§ **Aim**: What is the number of lines containing the string "border"? Answer with the number only.
-- START OF Supplied data --
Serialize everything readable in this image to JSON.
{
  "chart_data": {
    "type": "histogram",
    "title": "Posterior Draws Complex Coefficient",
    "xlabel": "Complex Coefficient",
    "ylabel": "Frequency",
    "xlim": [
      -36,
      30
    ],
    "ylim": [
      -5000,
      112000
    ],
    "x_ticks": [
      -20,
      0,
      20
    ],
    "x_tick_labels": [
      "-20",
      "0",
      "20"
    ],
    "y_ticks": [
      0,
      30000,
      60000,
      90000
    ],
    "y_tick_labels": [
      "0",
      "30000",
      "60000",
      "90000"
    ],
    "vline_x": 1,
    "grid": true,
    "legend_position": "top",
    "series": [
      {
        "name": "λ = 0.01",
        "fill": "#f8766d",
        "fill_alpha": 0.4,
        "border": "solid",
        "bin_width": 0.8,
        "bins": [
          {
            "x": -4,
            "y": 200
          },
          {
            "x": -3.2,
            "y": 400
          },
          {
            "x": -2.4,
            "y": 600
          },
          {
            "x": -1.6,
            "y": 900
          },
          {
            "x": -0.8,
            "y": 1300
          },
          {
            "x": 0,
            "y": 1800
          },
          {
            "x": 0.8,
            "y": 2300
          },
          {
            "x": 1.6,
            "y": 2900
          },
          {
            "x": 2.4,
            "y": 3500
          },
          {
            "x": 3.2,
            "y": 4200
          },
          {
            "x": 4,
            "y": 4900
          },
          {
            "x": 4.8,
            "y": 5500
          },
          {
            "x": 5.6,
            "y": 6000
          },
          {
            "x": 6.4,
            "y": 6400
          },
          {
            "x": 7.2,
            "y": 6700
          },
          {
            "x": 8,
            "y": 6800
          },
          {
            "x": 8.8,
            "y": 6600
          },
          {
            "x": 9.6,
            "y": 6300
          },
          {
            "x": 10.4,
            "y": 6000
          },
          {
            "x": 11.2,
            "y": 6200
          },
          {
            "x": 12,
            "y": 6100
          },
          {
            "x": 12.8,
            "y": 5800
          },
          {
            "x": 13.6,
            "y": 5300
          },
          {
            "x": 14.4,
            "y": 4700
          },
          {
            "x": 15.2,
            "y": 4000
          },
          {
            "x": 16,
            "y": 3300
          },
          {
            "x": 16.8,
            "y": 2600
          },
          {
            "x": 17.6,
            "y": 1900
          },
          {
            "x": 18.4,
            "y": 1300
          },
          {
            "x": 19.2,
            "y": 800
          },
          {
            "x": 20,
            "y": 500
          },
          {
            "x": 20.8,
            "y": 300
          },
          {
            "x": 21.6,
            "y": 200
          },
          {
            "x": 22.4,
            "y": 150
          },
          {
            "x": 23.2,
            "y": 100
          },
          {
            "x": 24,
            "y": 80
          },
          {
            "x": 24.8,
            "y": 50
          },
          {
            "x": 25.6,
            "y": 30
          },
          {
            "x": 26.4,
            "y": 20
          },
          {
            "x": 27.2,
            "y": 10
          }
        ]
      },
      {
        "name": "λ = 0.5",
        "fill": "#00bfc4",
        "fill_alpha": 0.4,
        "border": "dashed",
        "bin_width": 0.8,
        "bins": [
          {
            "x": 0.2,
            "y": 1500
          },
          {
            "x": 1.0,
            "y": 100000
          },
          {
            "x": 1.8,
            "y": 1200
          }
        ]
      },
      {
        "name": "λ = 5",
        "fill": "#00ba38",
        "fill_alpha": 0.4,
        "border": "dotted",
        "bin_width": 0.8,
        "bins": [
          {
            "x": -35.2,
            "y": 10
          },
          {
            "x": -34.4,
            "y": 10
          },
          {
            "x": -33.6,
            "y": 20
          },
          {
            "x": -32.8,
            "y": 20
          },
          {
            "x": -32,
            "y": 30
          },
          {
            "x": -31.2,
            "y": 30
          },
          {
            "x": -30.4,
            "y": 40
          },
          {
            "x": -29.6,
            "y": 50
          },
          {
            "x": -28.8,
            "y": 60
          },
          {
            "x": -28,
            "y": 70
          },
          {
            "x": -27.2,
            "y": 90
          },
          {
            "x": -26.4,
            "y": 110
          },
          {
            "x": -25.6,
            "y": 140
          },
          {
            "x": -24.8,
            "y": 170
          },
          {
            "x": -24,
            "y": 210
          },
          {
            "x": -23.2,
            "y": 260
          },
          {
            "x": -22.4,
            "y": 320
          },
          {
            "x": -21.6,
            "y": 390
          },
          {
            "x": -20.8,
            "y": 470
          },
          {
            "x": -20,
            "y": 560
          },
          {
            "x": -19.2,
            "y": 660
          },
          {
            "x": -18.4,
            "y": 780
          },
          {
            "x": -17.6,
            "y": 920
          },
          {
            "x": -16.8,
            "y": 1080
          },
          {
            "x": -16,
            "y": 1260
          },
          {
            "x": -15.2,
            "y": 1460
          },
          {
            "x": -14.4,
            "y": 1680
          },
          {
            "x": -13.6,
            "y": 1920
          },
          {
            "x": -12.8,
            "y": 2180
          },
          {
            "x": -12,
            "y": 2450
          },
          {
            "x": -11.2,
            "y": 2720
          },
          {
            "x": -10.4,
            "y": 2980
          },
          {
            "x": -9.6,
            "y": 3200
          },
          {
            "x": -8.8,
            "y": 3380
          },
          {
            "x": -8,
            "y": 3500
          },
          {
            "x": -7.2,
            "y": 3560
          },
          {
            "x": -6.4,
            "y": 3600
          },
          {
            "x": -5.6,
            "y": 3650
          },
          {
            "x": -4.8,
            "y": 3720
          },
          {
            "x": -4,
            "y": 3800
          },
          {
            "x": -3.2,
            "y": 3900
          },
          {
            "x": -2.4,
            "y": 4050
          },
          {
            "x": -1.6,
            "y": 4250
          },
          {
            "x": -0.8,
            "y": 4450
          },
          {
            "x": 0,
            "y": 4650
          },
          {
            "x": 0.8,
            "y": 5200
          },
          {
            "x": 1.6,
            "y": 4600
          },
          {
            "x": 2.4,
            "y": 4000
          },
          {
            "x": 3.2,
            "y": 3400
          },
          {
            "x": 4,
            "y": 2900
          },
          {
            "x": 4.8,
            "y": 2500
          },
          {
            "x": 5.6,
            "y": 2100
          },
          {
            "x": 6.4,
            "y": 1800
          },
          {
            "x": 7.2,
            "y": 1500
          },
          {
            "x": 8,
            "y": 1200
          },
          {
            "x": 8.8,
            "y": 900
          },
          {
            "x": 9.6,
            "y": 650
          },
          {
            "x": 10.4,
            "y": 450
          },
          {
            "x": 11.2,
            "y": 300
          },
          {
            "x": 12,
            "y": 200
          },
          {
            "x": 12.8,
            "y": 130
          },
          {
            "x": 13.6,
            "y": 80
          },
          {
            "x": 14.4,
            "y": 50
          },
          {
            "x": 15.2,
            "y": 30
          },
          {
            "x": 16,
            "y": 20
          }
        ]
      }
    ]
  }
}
-- END OF Supplied data --
§ **Worked solution**: 3